#### What is expected:
Reproduce word for word the part of the rows below that opens with the line containing "Extract all elements" and closes with the line containing "home-screen: Harsh Singh", including both of those lines. Leave the pictures out of your answer.

#### Data records:
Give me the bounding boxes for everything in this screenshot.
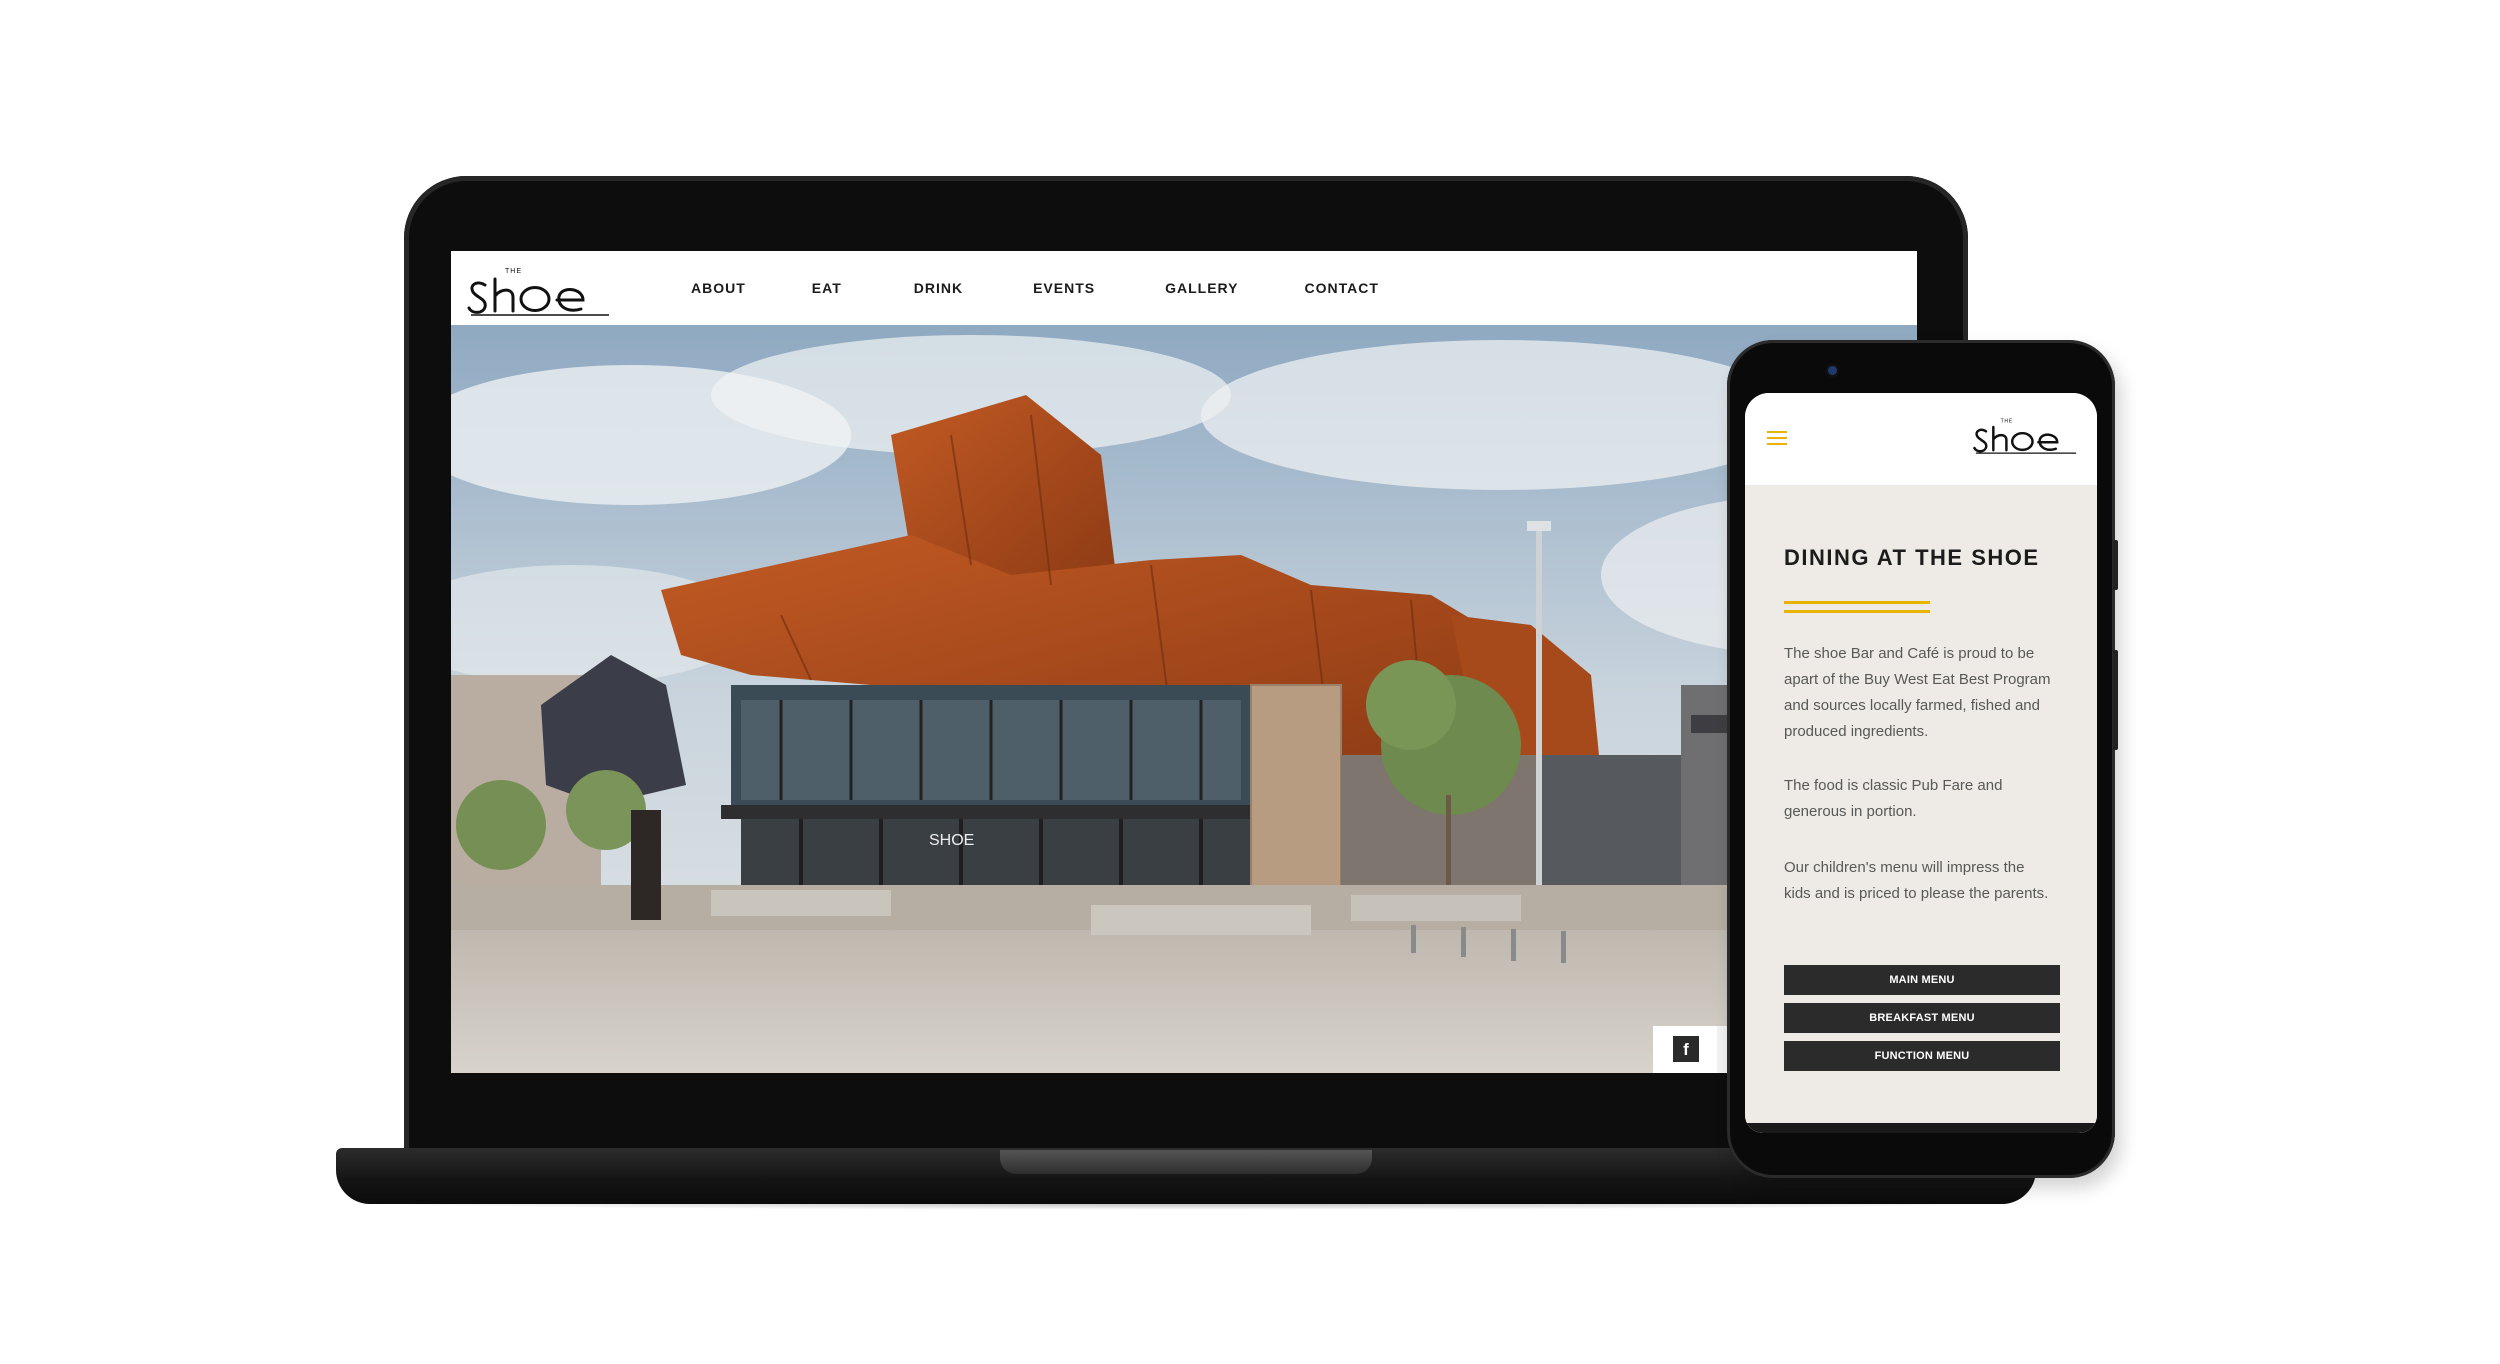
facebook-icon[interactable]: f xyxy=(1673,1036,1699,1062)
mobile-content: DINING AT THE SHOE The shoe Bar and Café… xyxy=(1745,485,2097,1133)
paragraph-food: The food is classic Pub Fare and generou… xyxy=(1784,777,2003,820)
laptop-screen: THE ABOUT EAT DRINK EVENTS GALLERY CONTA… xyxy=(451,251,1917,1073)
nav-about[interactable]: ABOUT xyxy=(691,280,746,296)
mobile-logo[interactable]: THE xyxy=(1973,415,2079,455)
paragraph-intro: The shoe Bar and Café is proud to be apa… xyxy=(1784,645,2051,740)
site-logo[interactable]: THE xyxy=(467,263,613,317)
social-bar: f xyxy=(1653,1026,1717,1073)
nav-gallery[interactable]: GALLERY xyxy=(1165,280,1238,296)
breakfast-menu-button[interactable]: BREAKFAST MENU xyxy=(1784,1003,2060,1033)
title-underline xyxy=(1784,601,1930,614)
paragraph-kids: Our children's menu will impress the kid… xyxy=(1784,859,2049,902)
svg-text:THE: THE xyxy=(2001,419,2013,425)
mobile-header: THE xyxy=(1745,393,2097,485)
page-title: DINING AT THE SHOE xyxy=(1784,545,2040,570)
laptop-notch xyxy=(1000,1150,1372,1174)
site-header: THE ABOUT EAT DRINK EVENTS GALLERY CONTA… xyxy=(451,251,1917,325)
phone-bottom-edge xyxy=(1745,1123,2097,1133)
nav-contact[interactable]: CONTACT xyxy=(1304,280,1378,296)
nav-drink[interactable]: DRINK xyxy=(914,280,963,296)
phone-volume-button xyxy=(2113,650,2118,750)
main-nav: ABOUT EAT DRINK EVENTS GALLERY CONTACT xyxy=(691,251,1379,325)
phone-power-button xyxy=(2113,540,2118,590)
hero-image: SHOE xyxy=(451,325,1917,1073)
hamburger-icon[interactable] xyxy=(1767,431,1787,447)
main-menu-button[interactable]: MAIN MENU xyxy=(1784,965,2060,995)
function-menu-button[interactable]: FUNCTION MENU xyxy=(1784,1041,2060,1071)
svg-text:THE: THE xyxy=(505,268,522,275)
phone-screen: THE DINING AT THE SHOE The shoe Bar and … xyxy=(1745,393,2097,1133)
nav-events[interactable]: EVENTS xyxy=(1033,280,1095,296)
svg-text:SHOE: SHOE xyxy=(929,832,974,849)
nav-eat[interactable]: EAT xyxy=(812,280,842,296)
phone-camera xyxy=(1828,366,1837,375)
...
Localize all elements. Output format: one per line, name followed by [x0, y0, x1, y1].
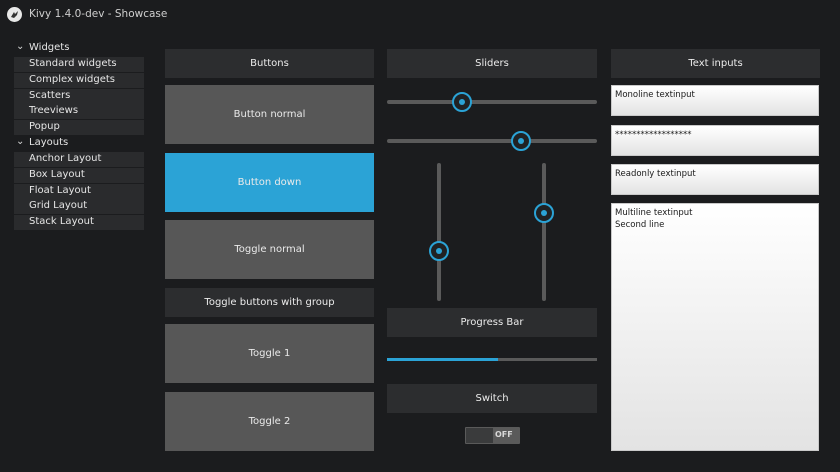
...
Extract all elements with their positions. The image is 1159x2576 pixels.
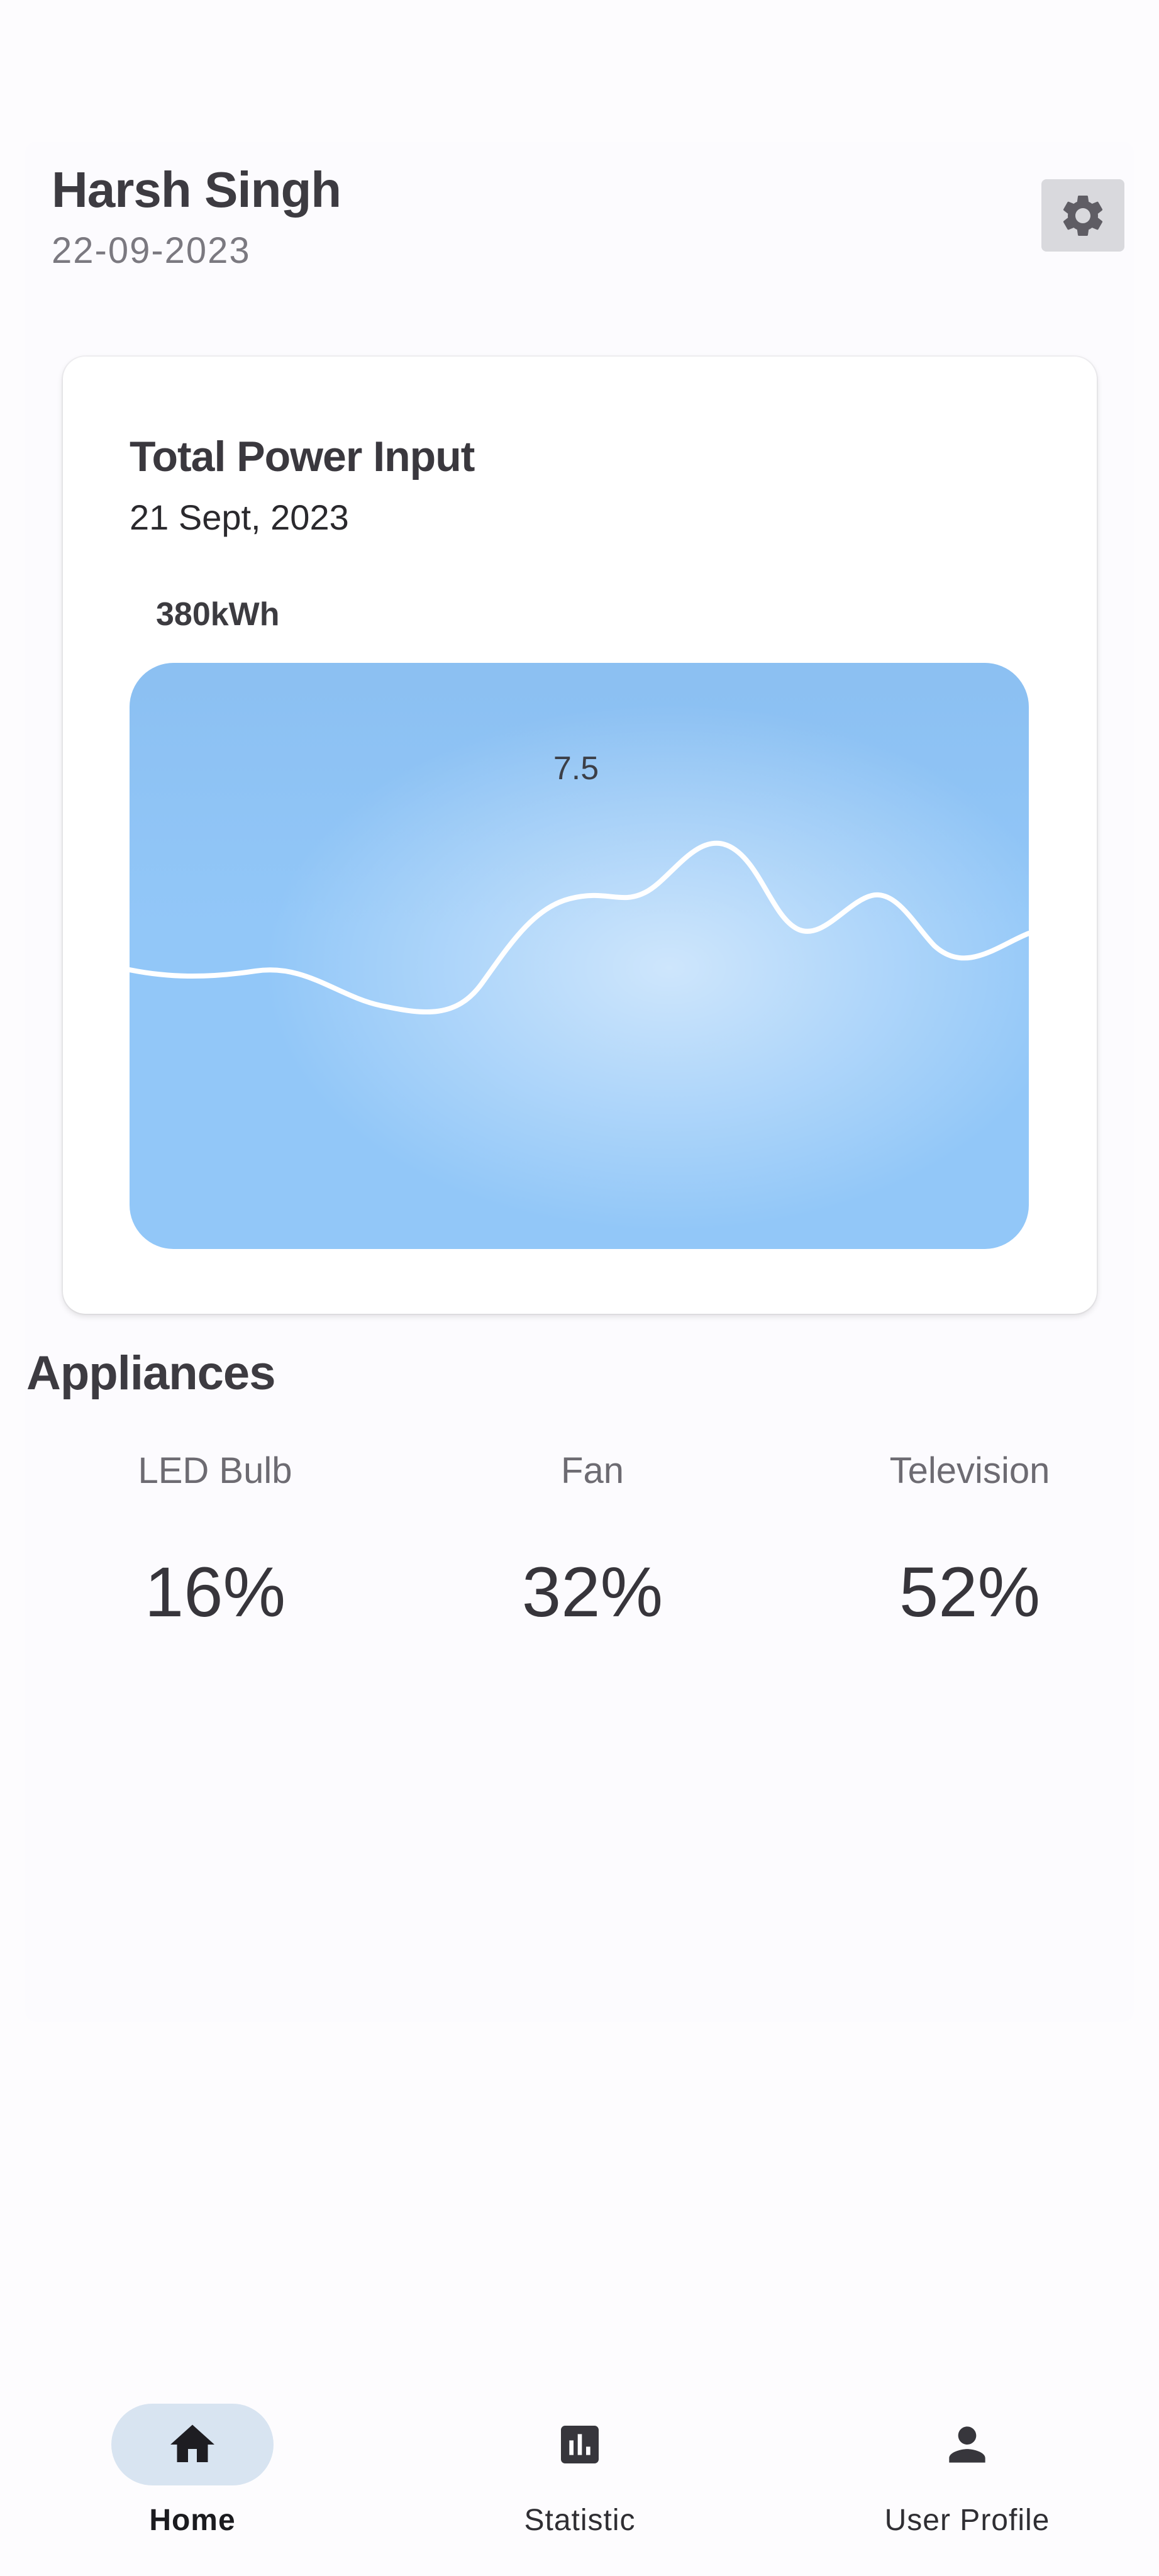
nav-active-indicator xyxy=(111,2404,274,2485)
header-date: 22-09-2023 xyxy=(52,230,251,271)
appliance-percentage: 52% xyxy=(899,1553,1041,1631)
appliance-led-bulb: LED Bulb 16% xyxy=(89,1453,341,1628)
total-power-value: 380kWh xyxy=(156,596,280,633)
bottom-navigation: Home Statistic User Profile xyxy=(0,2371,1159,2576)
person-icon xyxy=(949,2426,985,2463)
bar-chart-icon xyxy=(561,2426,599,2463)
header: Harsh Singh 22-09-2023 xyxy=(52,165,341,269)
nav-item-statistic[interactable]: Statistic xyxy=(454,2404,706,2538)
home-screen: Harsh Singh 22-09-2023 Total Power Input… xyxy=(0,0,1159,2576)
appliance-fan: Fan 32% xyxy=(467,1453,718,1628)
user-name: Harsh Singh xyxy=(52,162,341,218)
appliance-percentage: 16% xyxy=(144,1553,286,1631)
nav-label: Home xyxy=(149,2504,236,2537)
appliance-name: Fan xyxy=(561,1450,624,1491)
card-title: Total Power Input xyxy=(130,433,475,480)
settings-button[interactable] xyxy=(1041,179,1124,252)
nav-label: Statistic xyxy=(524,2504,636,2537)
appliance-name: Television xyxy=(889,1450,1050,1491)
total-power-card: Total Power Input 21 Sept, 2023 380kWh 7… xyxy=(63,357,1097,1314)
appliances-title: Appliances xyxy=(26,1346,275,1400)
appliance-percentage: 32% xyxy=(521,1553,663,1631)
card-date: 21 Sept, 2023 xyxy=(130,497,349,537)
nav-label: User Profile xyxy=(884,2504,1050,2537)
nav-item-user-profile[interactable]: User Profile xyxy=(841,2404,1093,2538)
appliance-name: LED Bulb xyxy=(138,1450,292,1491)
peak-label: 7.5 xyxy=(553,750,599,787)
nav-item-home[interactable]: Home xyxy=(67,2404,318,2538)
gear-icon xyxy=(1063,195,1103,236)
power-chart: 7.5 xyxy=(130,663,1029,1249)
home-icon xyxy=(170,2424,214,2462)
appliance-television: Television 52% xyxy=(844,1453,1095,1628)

#### Task output:
Extract all elements with their positions. The image is 1159x2576 pixels.
nav-active-indicator xyxy=(111,2404,274,2485)
header-date: 22-09-2023 xyxy=(52,230,251,271)
appliance-percentage: 52% xyxy=(899,1553,1041,1631)
appliance-led-bulb: LED Bulb 16% xyxy=(89,1453,341,1628)
total-power-value: 380kWh xyxy=(156,596,280,633)
bottom-navigation: Home Statistic User Profile xyxy=(0,2371,1159,2576)
person-icon xyxy=(949,2426,985,2463)
bar-chart-icon xyxy=(561,2426,599,2463)
header: Harsh Singh 22-09-2023 xyxy=(52,165,341,269)
nav-item-statistic[interactable]: Statistic xyxy=(454,2404,706,2538)
home-screen: Harsh Singh 22-09-2023 Total Power Input… xyxy=(0,0,1159,2576)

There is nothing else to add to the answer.